--- What needs to be done ---
Reproduce the entries exactly.

(Extracts from a graphics dataset)
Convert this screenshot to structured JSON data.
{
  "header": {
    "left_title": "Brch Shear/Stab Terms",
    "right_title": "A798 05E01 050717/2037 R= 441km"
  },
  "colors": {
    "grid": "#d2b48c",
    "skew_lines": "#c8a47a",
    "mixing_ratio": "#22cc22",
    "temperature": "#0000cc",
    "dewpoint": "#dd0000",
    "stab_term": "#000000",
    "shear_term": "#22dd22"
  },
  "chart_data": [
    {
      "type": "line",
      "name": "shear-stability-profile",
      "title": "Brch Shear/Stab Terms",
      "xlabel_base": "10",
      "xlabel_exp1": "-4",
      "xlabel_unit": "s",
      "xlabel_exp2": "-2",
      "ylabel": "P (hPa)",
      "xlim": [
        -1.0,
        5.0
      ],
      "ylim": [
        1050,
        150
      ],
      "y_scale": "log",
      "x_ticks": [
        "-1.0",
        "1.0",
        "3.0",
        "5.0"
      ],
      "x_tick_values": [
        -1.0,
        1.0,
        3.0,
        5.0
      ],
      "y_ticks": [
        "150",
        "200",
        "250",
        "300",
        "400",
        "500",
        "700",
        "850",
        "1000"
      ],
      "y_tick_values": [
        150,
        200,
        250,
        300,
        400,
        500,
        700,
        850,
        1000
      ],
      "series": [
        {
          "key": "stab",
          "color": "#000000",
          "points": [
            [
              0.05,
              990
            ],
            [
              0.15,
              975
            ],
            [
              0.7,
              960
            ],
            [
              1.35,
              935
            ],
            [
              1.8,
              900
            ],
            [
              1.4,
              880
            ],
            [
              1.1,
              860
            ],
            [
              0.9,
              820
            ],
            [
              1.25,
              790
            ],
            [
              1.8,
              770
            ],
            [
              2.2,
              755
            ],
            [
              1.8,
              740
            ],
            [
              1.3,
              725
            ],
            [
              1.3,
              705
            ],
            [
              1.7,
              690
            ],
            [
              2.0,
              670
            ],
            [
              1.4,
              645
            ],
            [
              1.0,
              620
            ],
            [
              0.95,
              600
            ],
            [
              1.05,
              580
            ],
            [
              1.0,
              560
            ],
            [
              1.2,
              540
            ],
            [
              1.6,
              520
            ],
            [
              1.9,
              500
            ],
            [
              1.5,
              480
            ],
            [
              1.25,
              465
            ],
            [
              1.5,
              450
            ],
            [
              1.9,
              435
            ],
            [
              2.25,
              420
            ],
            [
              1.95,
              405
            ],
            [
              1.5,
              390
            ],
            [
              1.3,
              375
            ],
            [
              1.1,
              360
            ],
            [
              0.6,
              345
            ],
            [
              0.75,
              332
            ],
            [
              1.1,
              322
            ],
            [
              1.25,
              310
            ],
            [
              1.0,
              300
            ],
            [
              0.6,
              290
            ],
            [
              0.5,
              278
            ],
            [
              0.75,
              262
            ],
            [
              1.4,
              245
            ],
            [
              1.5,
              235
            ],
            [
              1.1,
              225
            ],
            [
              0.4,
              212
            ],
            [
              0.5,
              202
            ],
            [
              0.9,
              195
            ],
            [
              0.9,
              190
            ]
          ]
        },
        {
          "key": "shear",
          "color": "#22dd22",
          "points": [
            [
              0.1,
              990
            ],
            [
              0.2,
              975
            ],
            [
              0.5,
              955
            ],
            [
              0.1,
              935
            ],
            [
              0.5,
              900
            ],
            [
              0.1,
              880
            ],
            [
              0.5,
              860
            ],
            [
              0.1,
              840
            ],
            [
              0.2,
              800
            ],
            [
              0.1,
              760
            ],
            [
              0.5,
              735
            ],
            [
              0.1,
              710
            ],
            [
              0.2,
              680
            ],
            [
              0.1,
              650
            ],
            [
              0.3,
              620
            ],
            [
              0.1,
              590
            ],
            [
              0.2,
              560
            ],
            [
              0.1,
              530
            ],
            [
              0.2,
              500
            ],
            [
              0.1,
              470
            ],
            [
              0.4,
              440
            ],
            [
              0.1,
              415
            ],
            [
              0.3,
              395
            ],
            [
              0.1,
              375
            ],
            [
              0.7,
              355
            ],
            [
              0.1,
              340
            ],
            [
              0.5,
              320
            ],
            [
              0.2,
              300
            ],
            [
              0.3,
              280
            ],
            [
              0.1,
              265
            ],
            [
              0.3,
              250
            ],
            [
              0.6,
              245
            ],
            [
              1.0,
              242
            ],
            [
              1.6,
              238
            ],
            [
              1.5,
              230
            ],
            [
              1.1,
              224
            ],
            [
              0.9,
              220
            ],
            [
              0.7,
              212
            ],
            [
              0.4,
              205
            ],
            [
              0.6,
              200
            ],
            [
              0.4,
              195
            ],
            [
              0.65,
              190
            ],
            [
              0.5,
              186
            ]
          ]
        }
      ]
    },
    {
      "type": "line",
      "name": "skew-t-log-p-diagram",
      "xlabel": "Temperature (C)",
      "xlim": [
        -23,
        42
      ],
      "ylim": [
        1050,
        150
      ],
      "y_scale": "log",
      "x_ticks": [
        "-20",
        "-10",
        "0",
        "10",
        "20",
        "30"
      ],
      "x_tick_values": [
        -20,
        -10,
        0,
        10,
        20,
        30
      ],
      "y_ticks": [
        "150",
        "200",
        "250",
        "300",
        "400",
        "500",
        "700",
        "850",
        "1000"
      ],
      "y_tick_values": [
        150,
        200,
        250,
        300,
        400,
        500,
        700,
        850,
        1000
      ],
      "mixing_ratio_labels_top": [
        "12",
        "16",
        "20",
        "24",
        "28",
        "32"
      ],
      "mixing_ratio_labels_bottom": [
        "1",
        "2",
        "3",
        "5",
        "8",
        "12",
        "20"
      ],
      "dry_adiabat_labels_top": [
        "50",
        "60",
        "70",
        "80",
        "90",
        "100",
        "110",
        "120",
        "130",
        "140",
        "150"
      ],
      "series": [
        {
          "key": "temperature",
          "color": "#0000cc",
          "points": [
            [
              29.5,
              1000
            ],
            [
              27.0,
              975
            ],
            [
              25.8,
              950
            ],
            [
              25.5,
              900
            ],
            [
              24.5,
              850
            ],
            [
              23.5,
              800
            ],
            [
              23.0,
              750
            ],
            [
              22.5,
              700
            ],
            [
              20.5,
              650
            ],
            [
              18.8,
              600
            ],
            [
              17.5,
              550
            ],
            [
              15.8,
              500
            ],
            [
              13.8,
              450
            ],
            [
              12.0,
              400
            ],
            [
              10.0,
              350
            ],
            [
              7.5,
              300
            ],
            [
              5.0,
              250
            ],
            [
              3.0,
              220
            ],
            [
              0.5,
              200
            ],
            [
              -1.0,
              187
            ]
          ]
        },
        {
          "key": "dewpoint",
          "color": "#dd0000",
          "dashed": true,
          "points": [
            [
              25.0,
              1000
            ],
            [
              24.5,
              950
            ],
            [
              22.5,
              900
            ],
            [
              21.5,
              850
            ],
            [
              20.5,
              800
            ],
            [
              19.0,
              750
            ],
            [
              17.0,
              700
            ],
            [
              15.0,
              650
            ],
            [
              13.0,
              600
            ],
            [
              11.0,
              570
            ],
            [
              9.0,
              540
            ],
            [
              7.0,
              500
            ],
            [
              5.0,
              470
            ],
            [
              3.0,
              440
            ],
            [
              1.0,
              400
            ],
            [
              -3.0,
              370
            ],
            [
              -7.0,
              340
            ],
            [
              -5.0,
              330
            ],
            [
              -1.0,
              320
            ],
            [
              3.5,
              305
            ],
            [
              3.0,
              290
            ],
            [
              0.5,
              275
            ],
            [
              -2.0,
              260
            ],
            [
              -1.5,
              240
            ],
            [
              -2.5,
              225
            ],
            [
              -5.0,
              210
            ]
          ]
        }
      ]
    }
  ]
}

--- The result ---
Convert this screenshot to structured JSON data.
{
  "header": {
    "left_title": "Brch Shear/Stab Terms",
    "right_title": "A798 05E01 050717/2037 R= 441km"
  },
  "colors": {
    "grid": "#d2b48c",
    "skew_lines": "#c8a47a",
    "mixing_ratio": "#22cc22",
    "temperature": "#0000cc",
    "dewpoint": "#dd0000",
    "stab_term": "#000000",
    "shear_term": "#22dd22"
  },
  "chart_data": [
    {
      "type": "line",
      "name": "shear-stability-profile",
      "title": "Brch Shear/Stab Terms",
      "xlabel_base": "10",
      "xlabel_exp1": "-4",
      "xlabel_unit": "s",
      "xlabel_exp2": "-2",
      "ylabel": "P (hPa)",
      "xlim": [
        -1.0,
        5.0
      ],
      "ylim": [
        1050,
        150
      ],
      "y_scale": "log",
      "x_ticks": [
        "-1.0",
        "1.0",
        "3.0",
        "5.0"
      ],
      "x_tick_values": [
        -1.0,
        1.0,
        3.0,
        5.0
      ],
      "y_ticks": [
        "150",
        "200",
        "250",
        "300",
        "400",
        "500",
        "700",
        "850",
        "1000"
      ],
      "y_tick_values": [
        150,
        200,
        250,
        300,
        400,
        500,
        700,
        850,
        1000
      ],
      "series": [
        {
          "key": "stab",
          "color": "#000000",
          "points": [
            [
              0.05,
              990
            ],
            [
              0.15,
              975
            ],
            [
              0.7,
              960
            ],
            [
              1.35,
              935
            ],
            [
              1.8,
              900
            ],
            [
              1.4,
              880
            ],
            [
              1.1,
              860
            ],
            [
              0.9,
              820
            ],
            [
              1.25,
              790
            ],
            [
              1.8,
              770
            ],
            [
              2.2,
              755
            ],
            [
              1.8,
              740
            ],
            [
              1.3,
              725
            ],
            [
              1.3,
              705
            ],
            [
              1.7,
              690
            ],
            [
              2.0,
              670
            ],
            [
              1.4,
              645
            ],
            [
              1.0,
              620
            ],
            [
              0.95,
              600
            ],
            [
              1.05,
              580
            ],
            [
              1.0,
              560
            ],
            [
              1.2,
              540
            ],
            [
              1.6,
              520
            ],
            [
              1.9,
              500
            ],
            [
              1.5,
              480
            ],
            [
              1.25,
              465
            ],
            [
              1.5,
              450
            ],
            [
              1.9,
              435
            ],
            [
              2.25,
              420
            ],
            [
              1.95,
              405
            ],
            [
              1.5,
              390
            ],
            [
              1.3,
              375
            ],
            [
              1.1,
              360
            ],
            [
              0.6,
              345
            ],
            [
              0.75,
              332
            ],
            [
              1.1,
              322
            ],
            [
              1.25,
              310
            ],
            [
              1.0,
              300
            ],
            [
              0.6,
              290
            ],
            [
              0.5,
              278
            ],
            [
              0.75,
              262
            ],
            [
              1.4,
              245
            ],
            [
              1.5,
              235
            ],
            [
              1.1,
              225
            ],
            [
              0.4,
              212
            ],
            [
              0.5,
              202
            ],
            [
              0.9,
              195
            ],
            [
              0.9,
              190
            ]
          ]
        },
        {
          "key": "shear",
          "color": "#22dd22",
          "points": [
            [
              0.1,
              990
            ],
            [
              0.2,
              975
            ],
            [
              0.5,
              955
            ],
            [
              0.1,
              935
            ],
            [
              0.5,
              900
            ],
            [
              0.1,
              880
            ],
            [
              0.5,
              860
            ],
            [
              0.1,
              840
            ],
            [
              0.2,
              800
            ],
            [
              0.1,
              760
            ],
            [
              0.5,
              735
            ],
            [
              0.1,
              710
            ],
            [
              0.2,
              680
            ],
            [
              0.1,
              650
            ],
            [
              0.3,
              620
            ],
            [
              0.1,
              590
            ],
            [
              0.2,
              560
            ],
            [
              0.1,
              530
            ],
            [
              0.2,
              500
            ],
            [
              0.1,
              470
            ],
            [
              0.4,
              440
            ],
            [
              0.1,
              415
            ],
            [
              0.3,
              395
            ],
            [
              0.1,
              375
            ],
            [
              0.7,
              355
            ],
            [
              0.1,
              340
            ],
            [
              0.5,
              320
            ],
            [
              0.2,
              300
            ],
            [
              0.3,
              280
            ],
            [
              0.1,
              265
            ],
            [
              0.3,
              250
            ],
            [
              0.6,
              245
            ],
            [
              1.0,
              242
            ],
            [
              1.6,
              238
            ],
            [
              1.5,
              230
            ],
            [
              1.1,
              224
            ],
            [
              0.9,
              220
            ],
            [
              0.7,
              212
            ],
            [
              0.4,
              205
            ],
            [
              0.6,
              200
            ],
            [
              0.4,
              195
            ],
            [
              0.65,
              190
            ],
            [
              0.5,
              186
            ]
          ]
        }
      ]
    },
    {
      "type": "line",
      "name": "skew-t-log-p-diagram",
      "xlabel": "Temperature (C)",
      "xlim": [
        -23,
        42
      ],
      "ylim": [
        1050,
        150
      ],
      "y_scale": "log",
      "x_ticks": [
        "-20",
        "-10",
        "0",
        "10",
        "20",
        "30"
      ],
      "x_tick_values": [
        -20,
        -10,
        0,
        10,
        20,
        30
      ],
      "y_ticks": [
        "150",
        "200",
        "250",
        "300",
        "400",
        "500",
        "700",
        "850",
        "1000"
      ],
      "y_tick_values": [
        150,
        200,
        250,
        300,
        400,
        500,
        700,
        850,
        1000
      ],
      "mixing_ratio_labels_top": [
        "12",
        "16",
        "20",
        "24",
        "28",
        "32"
      ],
      "mixing_ratio_labels_bottom": [
        "1",
        "2",
        "3",
        "5",
        "8",
        "12",
        "20"
      ],
      "dry_adiabat_labels_top": [
        "50",
        "60",
        "70",
        "80",
        "90",
        "100",
        "110",
        "120",
        "130",
        "140",
        "150"
      ],
      "series": [
        {
          "key": "temperature",
          "color": "#0000cc",
          "points": [
            [
              29.5,
              1000
            ],
            [
              27.0,
              975
            ],
            [
              25.8,
              950
            ],
            [
              25.5,
              900
            ],
            [
              24.5,
              850
            ],
            [
              23.5,
              800
            ],
            [
              23.0,
              750
            ],
            [
              22.5,
              700
            ],
            [
              20.5,
              650
            ],
            [
              18.8,
              600
            ],
            [
              17.5,
              550
            ],
            [
              15.8,
              500
            ],
            [
              13.8,
              450
            ],
            [
              12.0,
              400
            ],
            [
              10.0,
              350
            ],
            [
              7.5,
              300
            ],
            [
              5.0,
              250
            ],
            [
              3.0,
              220
            ],
            [
              0.5,
              200
            ],
            [
              -1.0,
              187
            ]
          ]
        },
        {
          "key": "dewpoint",
          "color": "#dd0000",
          "dashed": true,
          "points": [
            [
              25.0,
              1000
            ],
            [
              24.5,
              950
            ],
            [
              22.5,
              900
            ],
            [
              21.5,
              850
            ],
            [
              20.5,
              800
            ],
            [
              19.0,
              750
            ],
            [
              17.0,
              700
            ],
            [
              15.0,
              650
            ],
            [
              13.0,
              600
            ],
            [
              11.0,
              570
            ],
            [
              9.0,
              540
            ],
            [
              7.0,
              500
            ],
            [
              5.0,
              470
            ],
            [
              3.0,
              440
            ],
            [
              1.0,
              400
            ],
            [
              -3.0,
              370
            ],
            [
              -7.0,
              340
            ],
            [
              -5.0,
              330
            ],
            [
              -1.0,
              320
            ],
            [
              3.5,
              305
            ],
            [
              3.0,
              290
            ],
            [
              0.5,
              275
            ],
            [
              -2.0,
              260
            ],
            [
              -1.5,
              240
            ],
            [
              -2.5,
              225
            ],
            [
              -5.0,
              210
            ]
          ]
        }
      ]
    }
  ]
}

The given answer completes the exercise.